═══ RECORDS FOR THIS TASK ═══

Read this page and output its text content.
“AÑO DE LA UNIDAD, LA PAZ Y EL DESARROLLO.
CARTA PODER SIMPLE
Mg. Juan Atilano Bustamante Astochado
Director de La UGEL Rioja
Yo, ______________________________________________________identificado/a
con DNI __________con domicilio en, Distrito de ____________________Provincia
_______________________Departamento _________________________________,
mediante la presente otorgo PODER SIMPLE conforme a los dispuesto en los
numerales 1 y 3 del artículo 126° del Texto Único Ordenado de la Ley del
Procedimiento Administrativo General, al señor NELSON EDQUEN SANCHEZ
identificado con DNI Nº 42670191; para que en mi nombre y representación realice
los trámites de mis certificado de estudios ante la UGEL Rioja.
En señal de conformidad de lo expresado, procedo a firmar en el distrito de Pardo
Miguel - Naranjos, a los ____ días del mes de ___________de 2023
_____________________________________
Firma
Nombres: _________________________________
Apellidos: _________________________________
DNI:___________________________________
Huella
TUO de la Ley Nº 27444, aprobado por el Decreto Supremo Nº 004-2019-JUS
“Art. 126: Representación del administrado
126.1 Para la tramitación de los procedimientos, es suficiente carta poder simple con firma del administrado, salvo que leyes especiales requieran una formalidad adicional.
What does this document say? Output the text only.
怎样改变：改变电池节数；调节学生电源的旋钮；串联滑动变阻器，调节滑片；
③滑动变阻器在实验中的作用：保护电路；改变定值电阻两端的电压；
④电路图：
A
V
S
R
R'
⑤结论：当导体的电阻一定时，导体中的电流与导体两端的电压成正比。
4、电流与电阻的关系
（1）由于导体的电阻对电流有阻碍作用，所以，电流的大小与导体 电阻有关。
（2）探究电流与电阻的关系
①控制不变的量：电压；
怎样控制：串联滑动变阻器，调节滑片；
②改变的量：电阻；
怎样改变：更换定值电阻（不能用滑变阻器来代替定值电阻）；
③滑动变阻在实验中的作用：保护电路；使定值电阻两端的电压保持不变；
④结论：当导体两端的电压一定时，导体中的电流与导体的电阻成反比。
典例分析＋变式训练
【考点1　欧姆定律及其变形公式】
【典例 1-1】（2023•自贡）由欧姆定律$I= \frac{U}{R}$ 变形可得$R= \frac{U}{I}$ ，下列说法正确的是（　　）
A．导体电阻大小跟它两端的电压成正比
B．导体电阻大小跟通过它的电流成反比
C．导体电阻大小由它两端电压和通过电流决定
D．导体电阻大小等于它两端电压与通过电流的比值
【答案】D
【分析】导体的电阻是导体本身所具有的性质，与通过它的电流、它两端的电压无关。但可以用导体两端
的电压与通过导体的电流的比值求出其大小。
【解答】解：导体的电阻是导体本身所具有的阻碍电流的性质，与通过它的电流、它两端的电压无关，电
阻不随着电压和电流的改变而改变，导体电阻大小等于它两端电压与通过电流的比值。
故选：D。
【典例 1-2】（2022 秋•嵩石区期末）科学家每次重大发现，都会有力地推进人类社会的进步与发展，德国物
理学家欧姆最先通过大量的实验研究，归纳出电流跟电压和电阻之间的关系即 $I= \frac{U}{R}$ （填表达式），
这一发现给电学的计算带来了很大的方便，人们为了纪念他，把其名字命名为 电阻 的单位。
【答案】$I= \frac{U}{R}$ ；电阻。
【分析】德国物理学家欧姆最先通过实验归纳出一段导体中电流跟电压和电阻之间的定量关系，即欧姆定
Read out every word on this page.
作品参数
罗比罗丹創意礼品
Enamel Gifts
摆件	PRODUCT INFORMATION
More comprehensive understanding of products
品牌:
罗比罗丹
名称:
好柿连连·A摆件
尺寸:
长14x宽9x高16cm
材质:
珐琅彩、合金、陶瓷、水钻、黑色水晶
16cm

═══

**GIVEN EXERCISE:** Starting with the line that contains "Read out every word on this page.", print each line through the last one in the listing. Include both end lines and add nothing.

**OUTPUT FOR THIS TASK:**
Read out every word on this page.
作品参数
罗比罗丹創意礼品
Enamel Gifts
摆件	PRODUCT INFORMATION
More comprehensive understanding of products
品牌:
罗比罗丹
名称:
好柿连连·A摆件
尺寸:
长14x宽9x高16cm
材质:
珐琅彩、合金、陶瓷、水钻、黑色水晶
16cm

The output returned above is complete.